§ EXERCISE INSTRUCTIONS:
Check each line below for the word "into" and give the number of lines that have it, nothing more.
──────── INPUT DATA ────────
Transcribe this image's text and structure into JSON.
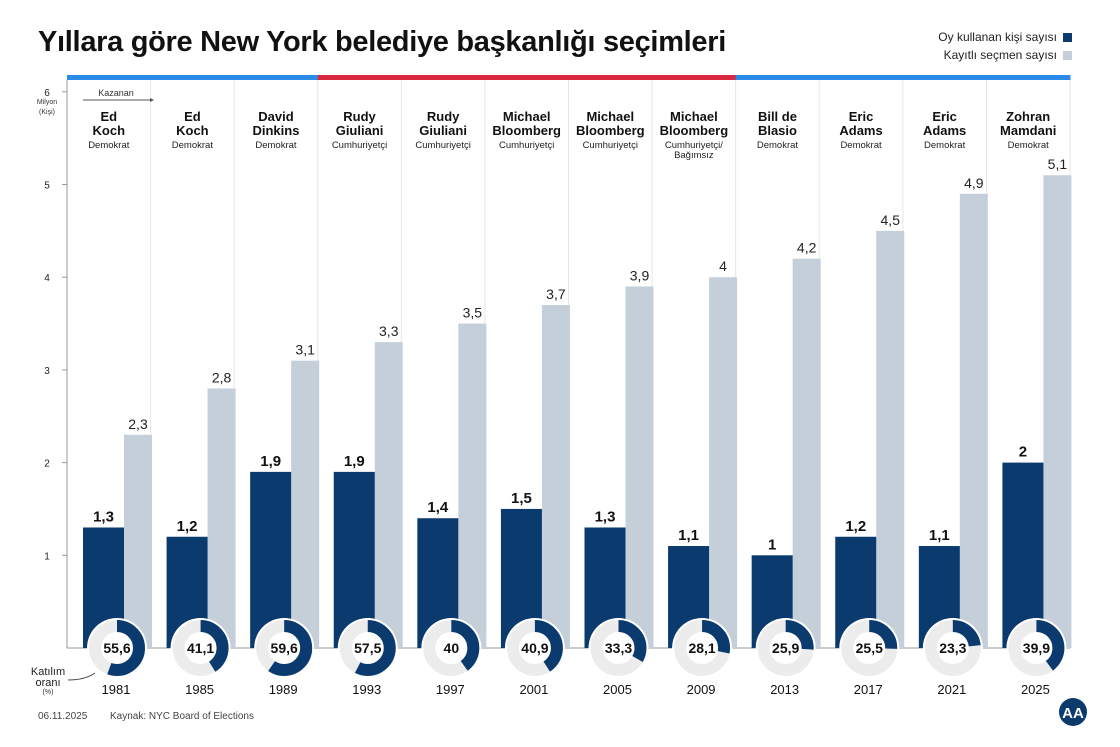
{
  "title": "Yıllara göre New York belediye başkanlığı seçimleri",
  "legend": [
    {
      "label": "Oy kullanan kişi sayısı",
      "color": "#0a3a6e"
    },
    {
      "label": "Kayıtlı seçmen sayısı",
      "color": "#c5cfd9"
    }
  ],
  "footer": {
    "date": "06.11.2025",
    "source": "Kaynak: NYC Board of Elections"
  },
  "axis": {
    "unit1": "Milyon",
    "unit2": "(Kişi)",
    "winner_label": "Kazanan",
    "turnout_label1": "Katılım",
    "turnout_label2": "oranı",
    "turnout_label3": "(%)"
  },
  "chart_data": {
    "type": "bar",
    "ylim": [
      0,
      6
    ],
    "yticks": [
      1,
      2,
      3,
      4,
      5,
      6
    ],
    "categories": [
      "1981",
      "1985",
      "1989",
      "1993",
      "1997",
      "2001",
      "2005",
      "2009",
      "2013",
      "2017",
      "2021",
      "2025"
    ],
    "winners": [
      [
        "Ed",
        "Koch",
        "Demokrat"
      ],
      [
        "Ed",
        "Koch",
        "Demokrat"
      ],
      [
        "David",
        "Dinkins",
        "Demokrat"
      ],
      [
        "Rudy",
        "Giuliani",
        "Cumhuriyetçi"
      ],
      [
        "Rudy",
        "Giuliani",
        "Cumhuriyetçi"
      ],
      [
        "Michael",
        "Bloomberg",
        "Cumhuriyetçi"
      ],
      [
        "Michael",
        "Bloomberg",
        "Cumhuriyetçi"
      ],
      [
        "Michael",
        "Bloomberg",
        "Cumhuriyetçi/",
        "Bağımsız"
      ],
      [
        "Bill de",
        "Blasio",
        "Demokrat"
      ],
      [
        "Eric",
        "Adams",
        "Demokrat"
      ],
      [
        "Eric",
        "Adams",
        "Demokrat"
      ],
      [
        "Zohran",
        "Mamdani",
        "Demokrat"
      ]
    ],
    "party_bar": [
      "#2a8be8",
      "#2a8be8",
      "#2a8be8",
      "#d92840",
      "#d92840",
      "#d92840",
      "#d92840",
      "#d92840",
      "#2a8be8",
      "#2a8be8",
      "#2a8be8",
      "#2a8be8"
    ],
    "series": [
      {
        "name": "Oy kullanan kişi sayısı",
        "color": "#0a3a6e",
        "values": [
          1.3,
          1.2,
          1.9,
          1.9,
          1.4,
          1.5,
          1.3,
          1.1,
          1,
          1.2,
          1.1,
          2
        ],
        "labels": [
          "1,3",
          "1,2",
          "1,9",
          "1,9",
          "1,4",
          "1,5",
          "1,3",
          "1,1",
          "1",
          "1,2",
          "1,1",
          "2"
        ]
      },
      {
        "name": "Kayıtlı seçmen sayısı",
        "color": "#c5cfd9",
        "values": [
          2.3,
          2.8,
          3.1,
          3.3,
          3.5,
          3.7,
          3.9,
          4,
          4.2,
          4.5,
          4.9,
          5.1
        ],
        "labels": [
          "2,3",
          "2,8",
          "3,1",
          "3,3",
          "3,5",
          "3,7",
          "3,9",
          "4",
          "4,2",
          "4,5",
          "4,9",
          "5,1"
        ]
      }
    ],
    "turnout": {
      "values": [
        55.6,
        41.1,
        59.6,
        57.5,
        40,
        40.9,
        33.3,
        28.1,
        25.9,
        25.5,
        23.3,
        39.9
      ],
      "labels": [
        "55,6",
        "41,1",
        "59,6",
        "57,5",
        "40",
        "40,9",
        "33,3",
        "28,1",
        "25,9",
        "25,5",
        "23,3",
        "39,9"
      ]
    }
  }
}
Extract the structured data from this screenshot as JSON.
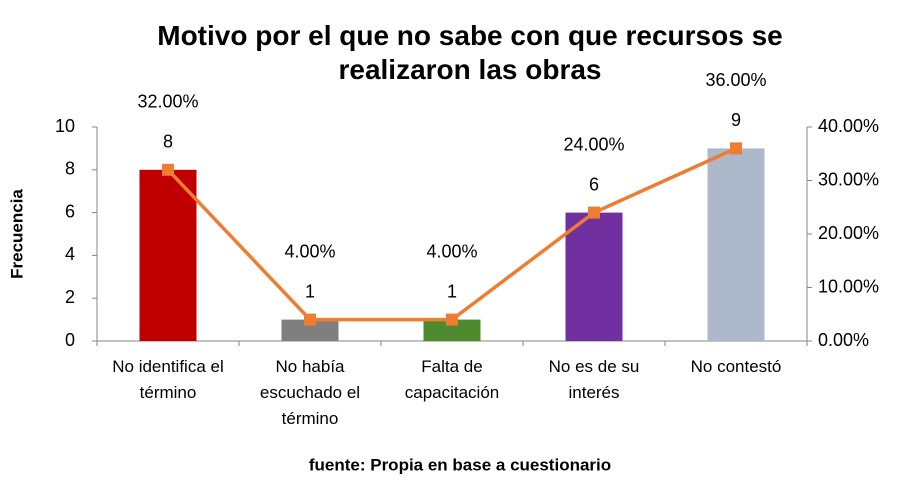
{
  "chart_data": {
    "type": "bar",
    "title": "Motivo por el que no sabe con que recursos se realizaron las obras",
    "y_label": "Frecuencia",
    "caption": "fuente: Propia en base a cuestionario",
    "categories": [
      "No identifica el término",
      "No había escuchado el término",
      "Falta de capacitación",
      "No es de su interés",
      "No contestó"
    ],
    "series": [
      {
        "type": "bar",
        "colors": [
          "#c00000",
          "#7f7f7f",
          "#4e8a2e",
          "#7030a0",
          "#adb9ca"
        ],
        "values": [
          8,
          1,
          1,
          6,
          9
        ]
      },
      {
        "type": "line",
        "axis": "y2",
        "color": "#ed7d31",
        "values": [
          32,
          4,
          4,
          24,
          36
        ],
        "value_labels": [
          "32.00%",
          "4.00%",
          "4.00%",
          "24.00%",
          "36.00%"
        ]
      }
    ],
    "ylim": [
      0,
      10
    ],
    "yticks": [
      0,
      2,
      4,
      6,
      8,
      10
    ],
    "y2lim": [
      0,
      40
    ],
    "y2ticks": [
      {
        "value": 0,
        "label": "0.00%"
      },
      {
        "value": 10,
        "label": "10.00%"
      },
      {
        "value": 20,
        "label": "20.00%"
      },
      {
        "value": 30,
        "label": "30.00%"
      },
      {
        "value": 40,
        "label": "40.00%"
      }
    ]
  }
}
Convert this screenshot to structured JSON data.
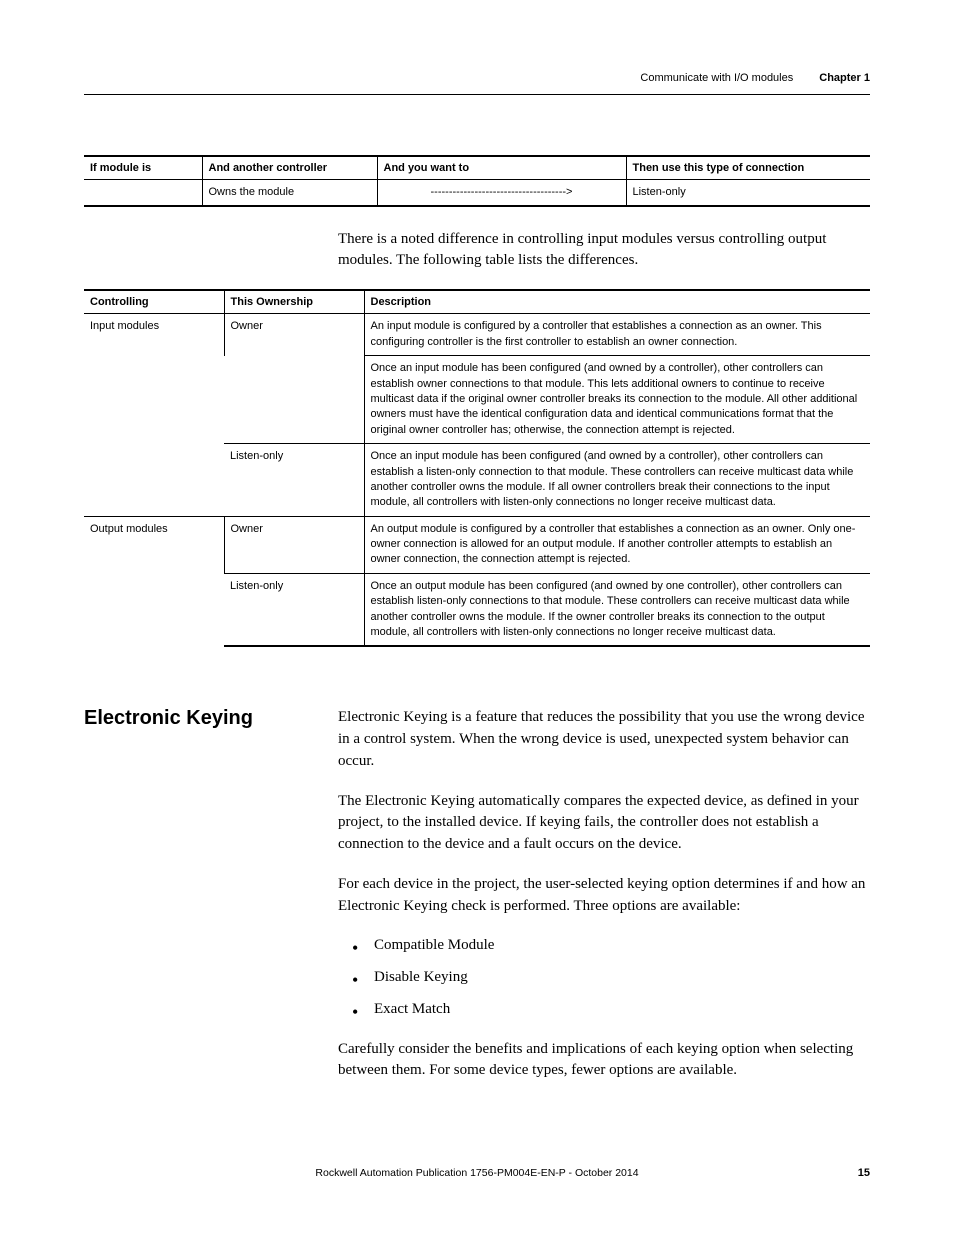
{
  "header": {
    "left": "Communicate with I/O modules",
    "right": "Chapter 1"
  },
  "table1": {
    "headers": [
      "If module is",
      "And another controller",
      "And you want to",
      "Then use this type of connection"
    ],
    "rows": [
      [
        "",
        "Owns the module",
        "------------------------------------->",
        "Listen-only"
      ]
    ]
  },
  "para1": "There is a noted difference in controlling input modules versus controlling output modules. The following table lists the differences.",
  "table2": {
    "headers": [
      "Controlling",
      "This Ownership",
      "Description"
    ],
    "rows": [
      {
        "c1": "Input modules",
        "c2": "Owner",
        "c3": "An input module is configured by a controller that establishes a connection as an owner. This configuring controller is the first controller to establish an owner connection."
      },
      {
        "c1": "",
        "c2": "",
        "c3": "Once an input module has been configured (and owned by a controller), other controllers can establish owner connections to that module. This lets additional owners to continue to receive multicast data if the original owner controller breaks its connection to the module. All other additional owners must have the identical configuration data and identical communications format that the original owner controller has; otherwise, the connection attempt is rejected.",
        "span": true
      },
      {
        "c1": "",
        "c2": "Listen-only",
        "c3": "Once an input module has been configured (and owned by a controller), other controllers can establish a listen-only connection to that module. These controllers can receive multicast data while another controller owns the module. If all owner controllers break their connections to the input module, all controllers with listen-only connections no longer receive multicast data.",
        "noc1border": true
      },
      {
        "c1": "Output modules",
        "c2": "Owner",
        "c3": "An output module is configured by a controller that establishes a connection as an owner. Only one-owner connection is allowed for an output module. If another controller attempts to establish an owner connection, the connection attempt is rejected."
      },
      {
        "c1": "",
        "c2": "Listen-only",
        "c3": "Once an output module has been configured (and owned by one controller), other controllers can establish listen-only connections to that module. These controllers can receive multicast data while another controller owns the module. If the owner controller breaks its connection to the output module, all controllers with listen-only connections no longer receive multicast data.",
        "noc1border": true
      }
    ]
  },
  "section": {
    "title": "Electronic Keying",
    "p1": "Electronic Keying is a feature that reduces the possibility that you use the wrong device in a control system. When the wrong device is used, unexpected system behavior can occur.",
    "p2": "The Electronic Keying automatically compares the expected device, as defined in your project, to the installed device. If keying fails, the controller does not establish a connection to the device and a fault occurs on the device.",
    "p3": "For each device in the project, the user-selected keying option determines if and how an Electronic Keying check is performed. Three options are available:",
    "bullets": [
      "Compatible Module",
      "Disable Keying",
      "Exact Match"
    ],
    "p4": "Carefully consider the benefits and implications of each keying option when selecting between them. For some device types, fewer options are available."
  },
  "footer": {
    "pub": "Rockwell Automation Publication 1756-PM004E-EN-P - October 2014",
    "page": "15"
  }
}
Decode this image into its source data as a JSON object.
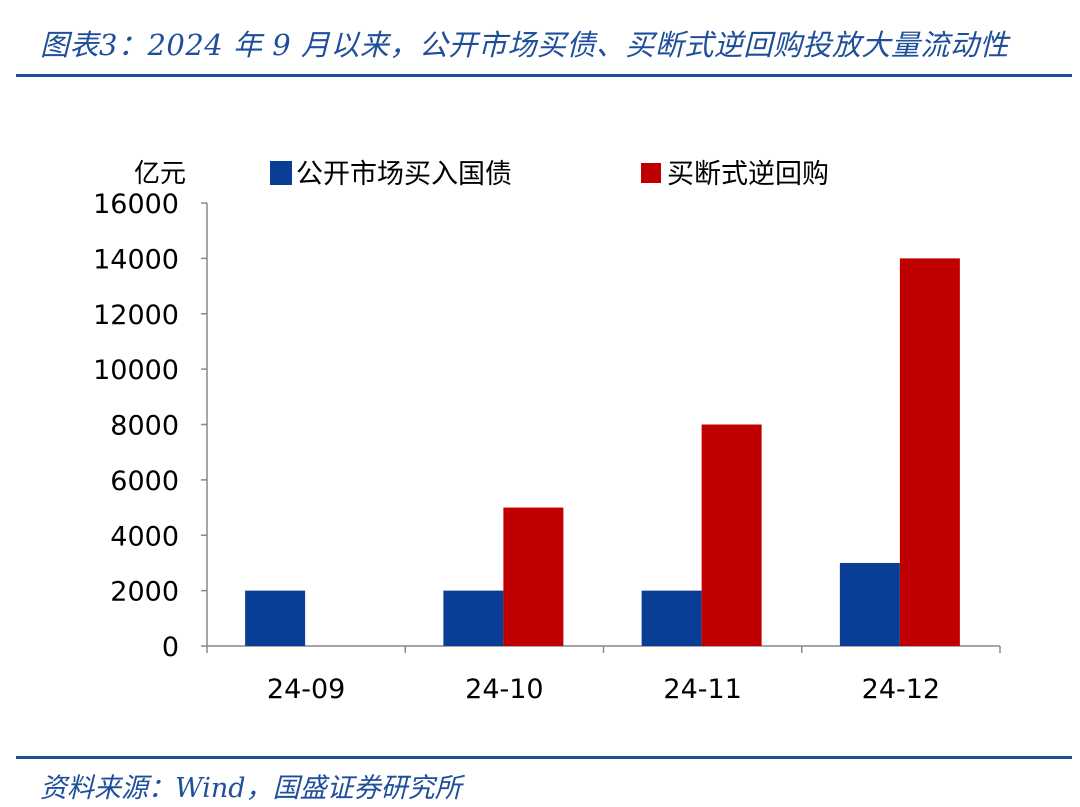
────────
§ SOLUTION FOR THIS PROBLEM:
2